**Records shown**.
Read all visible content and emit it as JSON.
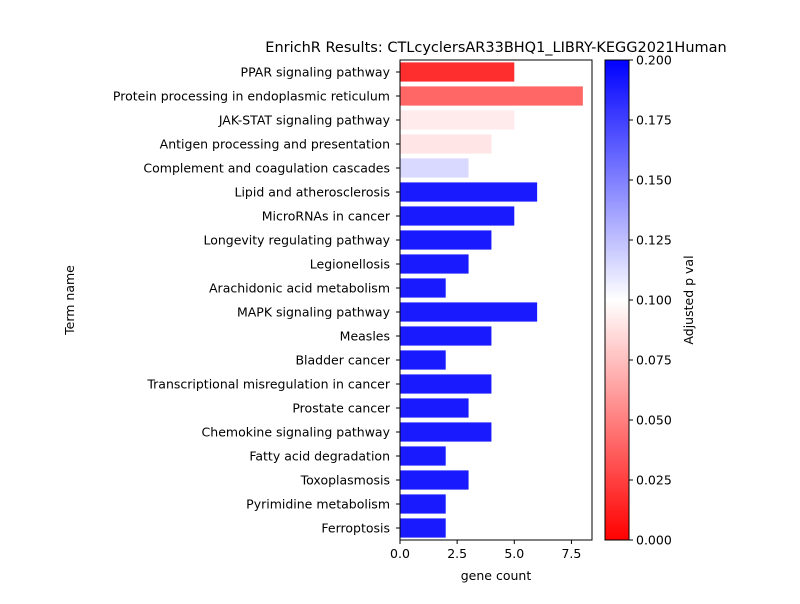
{
  "chart_data": {
    "type": "bar",
    "orientation": "horizontal",
    "title": "EnrichR Results: CTLcyclersAR33BHQ1_LIBRY-KEGG2021Human",
    "xlabel": "gene count",
    "ylabel": "Term name",
    "xlim": [
      0,
      8.4
    ],
    "xticks": [
      0.0,
      2.5,
      5.0,
      7.5
    ],
    "xtick_labels": [
      "0.0",
      "2.5",
      "5.0",
      "7.5"
    ],
    "grid": false,
    "bars": [
      {
        "term": "PPAR signaling pathway",
        "gene_count": 5,
        "adjusted_p": 0.018
      },
      {
        "term": "Protein processing in endoplasmic reticulum",
        "gene_count": 8,
        "adjusted_p": 0.04
      },
      {
        "term": "JAK-STAT signaling pathway",
        "gene_count": 5,
        "adjusted_p": 0.092
      },
      {
        "term": "Antigen processing and presentation",
        "gene_count": 4,
        "adjusted_p": 0.09
      },
      {
        "term": "Complement and coagulation cascades",
        "gene_count": 3,
        "adjusted_p": 0.115
      },
      {
        "term": "Lipid and atherosclerosis",
        "gene_count": 6,
        "adjusted_p": 0.19
      },
      {
        "term": "MicroRNAs in cancer",
        "gene_count": 5,
        "adjusted_p": 0.19
      },
      {
        "term": "Longevity regulating pathway",
        "gene_count": 4,
        "adjusted_p": 0.19
      },
      {
        "term": "Legionellosis",
        "gene_count": 3,
        "adjusted_p": 0.19
      },
      {
        "term": "Arachidonic acid metabolism",
        "gene_count": 2,
        "adjusted_p": 0.19
      },
      {
        "term": "MAPK signaling pathway",
        "gene_count": 6,
        "adjusted_p": 0.19
      },
      {
        "term": "Measles",
        "gene_count": 4,
        "adjusted_p": 0.19
      },
      {
        "term": "Bladder cancer",
        "gene_count": 2,
        "adjusted_p": 0.19
      },
      {
        "term": "Transcriptional misregulation in cancer",
        "gene_count": 4,
        "adjusted_p": 0.19
      },
      {
        "term": "Prostate cancer",
        "gene_count": 3,
        "adjusted_p": 0.19
      },
      {
        "term": "Chemokine signaling pathway",
        "gene_count": 4,
        "adjusted_p": 0.19
      },
      {
        "term": "Fatty acid degradation",
        "gene_count": 2,
        "adjusted_p": 0.19
      },
      {
        "term": "Toxoplasmosis",
        "gene_count": 3,
        "adjusted_p": 0.19
      },
      {
        "term": "Pyrimidine metabolism",
        "gene_count": 2,
        "adjusted_p": 0.19
      },
      {
        "term": "Ferroptosis",
        "gene_count": 2,
        "adjusted_p": 0.19
      }
    ],
    "colorbar": {
      "label": "Adjusted p val",
      "range": [
        0.0,
        0.2
      ],
      "colormap": "bwr_r",
      "color_low": "#ff0000",
      "color_mid": "#ffffff",
      "color_high": "#0000ff",
      "ticks": [
        0.0,
        0.025,
        0.05,
        0.075,
        0.1,
        0.125,
        0.15,
        0.175,
        0.2
      ],
      "tick_labels": [
        "0.000",
        "0.025",
        "0.050",
        "0.075",
        "0.100",
        "0.125",
        "0.150",
        "0.175",
        "0.200"
      ]
    }
  }
}
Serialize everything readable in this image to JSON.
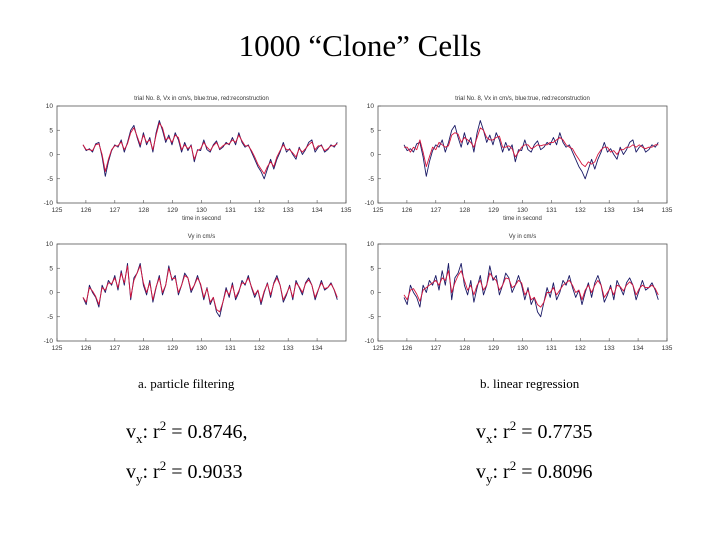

**Your goal**. Print the data again word for word, pictures excluded.

**Written reply**.
Read all visible content and emit it as JSON.
{
  "chart_data": {
    "type": "bar",
    "orientation": "horizontal",
    "title": "EnrichR Results: CTLcyclersAR33BHQ1_LIBRY-KEGG2021Human",
    "xlabel": "gene count",
    "ylabel": "Term name",
    "xlim": [
      0,
      8.4
    ],
    "xticks": [
      0.0,
      2.5,
      5.0,
      7.5
    ],
    "xtick_labels": [
      "0.0",
      "2.5",
      "5.0",
      "7.5"
    ],
    "grid": false,
    "bars": [
      {
        "term": "PPAR signaling pathway",
        "gene_count": 5,
        "adjusted_p": 0.018
      },
      {
        "term": "Protein processing in endoplasmic reticulum",
        "gene_count": 8,
        "adjusted_p": 0.04
      },
      {
        "term": "JAK-STAT signaling pathway",
        "gene_count": 5,
        "adjusted_p": 0.092
      },
      {
        "term": "Antigen processing and presentation",
        "gene_count": 4,
        "adjusted_p": 0.09
      },
      {
        "term": "Complement and coagulation cascades",
        "gene_count": 3,
        "adjusted_p": 0.115
      },
      {
        "term": "Lipid and atherosclerosis",
        "gene_count": 6,
        "adjusted_p": 0.19
      },
      {
        "term": "MicroRNAs in cancer",
        "gene_count": 5,
        "adjusted_p": 0.19
      },
      {
        "term": "Longevity regulating pathway",
        "gene_count": 4,
        "adjusted_p": 0.19
      },
      {
        "term": "Legionellosis",
        "gene_count": 3,
        "adjusted_p": 0.19
      },
      {
        "term": "Arachidonic acid metabolism",
        "gene_count": 2,
        "adjusted_p": 0.19
      },
      {
        "term": "MAPK signaling pathway",
        "gene_count": 6,
        "adjusted_p": 0.19
      },
      {
        "term": "Measles",
        "gene_count": 4,
        "adjusted_p": 0.19
      },
      {
        "term": "Bladder cancer",
        "gene_count": 2,
        "adjusted_p": 0.19
      },
      {
        "term": "Transcriptional misregulation in cancer",
        "gene_count": 4,
        "adjusted_p": 0.19
      },
      {
        "term": "Prostate cancer",
        "gene_count": 3,
        "adjusted_p": 0.19
      },
      {
        "term": "Chemokine signaling pathway",
        "gene_count": 4,
        "adjusted_p": 0.19
      },
      {
        "term": "Fatty acid degradation",
        "gene_count": 2,
        "adjusted_p": 0.19
      },
      {
        "term": "Toxoplasmosis",
        "gene_count": 3,
        "adjusted_p": 0.19
      },
      {
        "term": "Pyrimidine metabolism",
        "gene_count": 2,
        "adjusted_p": 0.19
      },
      {
        "term": "Ferroptosis",
        "gene_count": 2,
        "adjusted_p": 0.19
      }
    ],
    "colorbar": {
      "label": "Adjusted p val",
      "range": [
        0.0,
        0.2
      ],
      "colormap": "bwr_r",
      "color_low": "#ff0000",
      "color_mid": "#ffffff",
      "color_high": "#0000ff",
      "ticks": [
        0.0,
        0.025,
        0.05,
        0.075,
        0.1,
        0.125,
        0.15,
        0.175,
        0.2
      ],
      "tick_labels": [
        "0.000",
        "0.025",
        "0.050",
        "0.075",
        "0.100",
        "0.125",
        "0.150",
        "0.175",
        "0.200"
      ]
    }
  }
}
Serialize everything readable in this image to JSON.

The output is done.